### Exercise objective
A verbatim repeat of the records beneath this line is needed.

### Entries provided
===

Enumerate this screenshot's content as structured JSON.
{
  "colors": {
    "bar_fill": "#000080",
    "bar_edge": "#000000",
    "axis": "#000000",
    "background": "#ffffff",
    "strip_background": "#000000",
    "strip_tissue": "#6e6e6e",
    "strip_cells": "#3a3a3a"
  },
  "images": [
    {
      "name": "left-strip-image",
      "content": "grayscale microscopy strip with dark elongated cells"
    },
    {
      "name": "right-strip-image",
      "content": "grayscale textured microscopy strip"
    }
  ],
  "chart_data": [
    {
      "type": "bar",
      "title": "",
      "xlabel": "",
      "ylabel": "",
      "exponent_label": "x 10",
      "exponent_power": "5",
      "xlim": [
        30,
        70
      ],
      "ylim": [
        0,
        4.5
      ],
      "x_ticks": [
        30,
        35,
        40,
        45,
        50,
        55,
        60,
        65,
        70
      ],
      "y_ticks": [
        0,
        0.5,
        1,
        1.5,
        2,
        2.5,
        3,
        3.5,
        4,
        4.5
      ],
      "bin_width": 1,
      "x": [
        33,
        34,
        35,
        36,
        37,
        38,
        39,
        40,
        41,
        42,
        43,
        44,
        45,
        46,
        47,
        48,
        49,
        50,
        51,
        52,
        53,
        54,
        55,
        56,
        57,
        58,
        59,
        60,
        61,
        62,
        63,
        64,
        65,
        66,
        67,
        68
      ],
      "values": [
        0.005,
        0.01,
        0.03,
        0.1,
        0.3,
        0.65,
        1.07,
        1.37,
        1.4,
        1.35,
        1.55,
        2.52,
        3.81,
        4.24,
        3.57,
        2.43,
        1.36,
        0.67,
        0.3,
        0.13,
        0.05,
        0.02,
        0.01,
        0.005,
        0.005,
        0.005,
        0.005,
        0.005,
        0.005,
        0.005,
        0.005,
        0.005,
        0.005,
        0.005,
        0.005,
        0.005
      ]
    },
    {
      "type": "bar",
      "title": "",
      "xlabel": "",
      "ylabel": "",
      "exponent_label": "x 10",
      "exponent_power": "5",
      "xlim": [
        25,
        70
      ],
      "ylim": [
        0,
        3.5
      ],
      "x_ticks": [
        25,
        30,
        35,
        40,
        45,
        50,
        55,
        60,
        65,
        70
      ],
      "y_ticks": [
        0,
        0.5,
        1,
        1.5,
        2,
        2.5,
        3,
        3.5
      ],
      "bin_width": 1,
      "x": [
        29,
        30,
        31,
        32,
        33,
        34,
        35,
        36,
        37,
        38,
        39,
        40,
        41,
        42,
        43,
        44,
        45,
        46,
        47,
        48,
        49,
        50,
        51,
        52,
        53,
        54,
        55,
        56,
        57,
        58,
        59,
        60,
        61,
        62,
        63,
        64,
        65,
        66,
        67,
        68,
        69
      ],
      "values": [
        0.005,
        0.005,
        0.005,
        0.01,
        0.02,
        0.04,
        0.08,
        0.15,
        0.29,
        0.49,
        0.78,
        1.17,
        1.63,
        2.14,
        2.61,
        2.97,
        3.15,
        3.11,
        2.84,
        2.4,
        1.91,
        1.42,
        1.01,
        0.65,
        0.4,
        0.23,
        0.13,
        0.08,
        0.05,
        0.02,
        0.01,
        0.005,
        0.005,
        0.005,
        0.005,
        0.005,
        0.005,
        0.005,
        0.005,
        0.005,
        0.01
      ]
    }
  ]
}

===

### Written reply
Enumerate this screenshot's content as structured JSON.
{
  "colors": {
    "bar_fill": "#000080",
    "bar_edge": "#000000",
    "axis": "#000000",
    "background": "#ffffff",
    "strip_background": "#000000",
    "strip_tissue": "#6e6e6e",
    "strip_cells": "#3a3a3a"
  },
  "images": [
    {
      "name": "left-strip-image",
      "content": "grayscale microscopy strip with dark elongated cells"
    },
    {
      "name": "right-strip-image",
      "content": "grayscale textured microscopy strip"
    }
  ],
  "chart_data": [
    {
      "type": "bar",
      "title": "",
      "xlabel": "",
      "ylabel": "",
      "exponent_label": "x 10",
      "exponent_power": "5",
      "xlim": [
        30,
        70
      ],
      "ylim": [
        0,
        4.5
      ],
      "x_ticks": [
        30,
        35,
        40,
        45,
        50,
        55,
        60,
        65,
        70
      ],
      "y_ticks": [
        0,
        0.5,
        1,
        1.5,
        2,
        2.5,
        3,
        3.5,
        4,
        4.5
      ],
      "bin_width": 1,
      "x": [
        33,
        34,
        35,
        36,
        37,
        38,
        39,
        40,
        41,
        42,
        43,
        44,
        45,
        46,
        47,
        48,
        49,
        50,
        51,
        52,
        53,
        54,
        55,
        56,
        57,
        58,
        59,
        60,
        61,
        62,
        63,
        64,
        65,
        66,
        67,
        68
      ],
      "values": [
        0.005,
        0.01,
        0.03,
        0.1,
        0.3,
        0.65,
        1.07,
        1.37,
        1.4,
        1.35,
        1.55,
        2.52,
        3.81,
        4.24,
        3.57,
        2.43,
        1.36,
        0.67,
        0.3,
        0.13,
        0.05,
        0.02,
        0.01,
        0.005,
        0.005,
        0.005,
        0.005,
        0.005,
        0.005,
        0.005,
        0.005,
        0.005,
        0.005,
        0.005,
        0.005,
        0.005
      ]
    },
    {
      "type": "bar",
      "title": "",
      "xlabel": "",
      "ylabel": "",
      "exponent_label": "x 10",
      "exponent_power": "5",
      "xlim": [
        25,
        70
      ],
      "ylim": [
        0,
        3.5
      ],
      "x_ticks": [
        25,
        30,
        35,
        40,
        45,
        50,
        55,
        60,
        65,
        70
      ],
      "y_ticks": [
        0,
        0.5,
        1,
        1.5,
        2,
        2.5,
        3,
        3.5
      ],
      "bin_width": 1,
      "x": [
        29,
        30,
        31,
        32,
        33,
        34,
        35,
        36,
        37,
        38,
        39,
        40,
        41,
        42,
        43,
        44,
        45,
        46,
        47,
        48,
        49,
        50,
        51,
        52,
        53,
        54,
        55,
        56,
        57,
        58,
        59,
        60,
        61,
        62,
        63,
        64,
        65,
        66,
        67,
        68,
        69
      ],
      "values": [
        0.005,
        0.005,
        0.005,
        0.01,
        0.02,
        0.04,
        0.08,
        0.15,
        0.29,
        0.49,
        0.78,
        1.17,
        1.63,
        2.14,
        2.61,
        2.97,
        3.15,
        3.11,
        2.84,
        2.4,
        1.91,
        1.42,
        1.01,
        0.65,
        0.4,
        0.23,
        0.13,
        0.08,
        0.05,
        0.02,
        0.01,
        0.005,
        0.005,
        0.005,
        0.005,
        0.005,
        0.005,
        0.005,
        0.005,
        0.005,
        0.01
      ]
    }
  ]
}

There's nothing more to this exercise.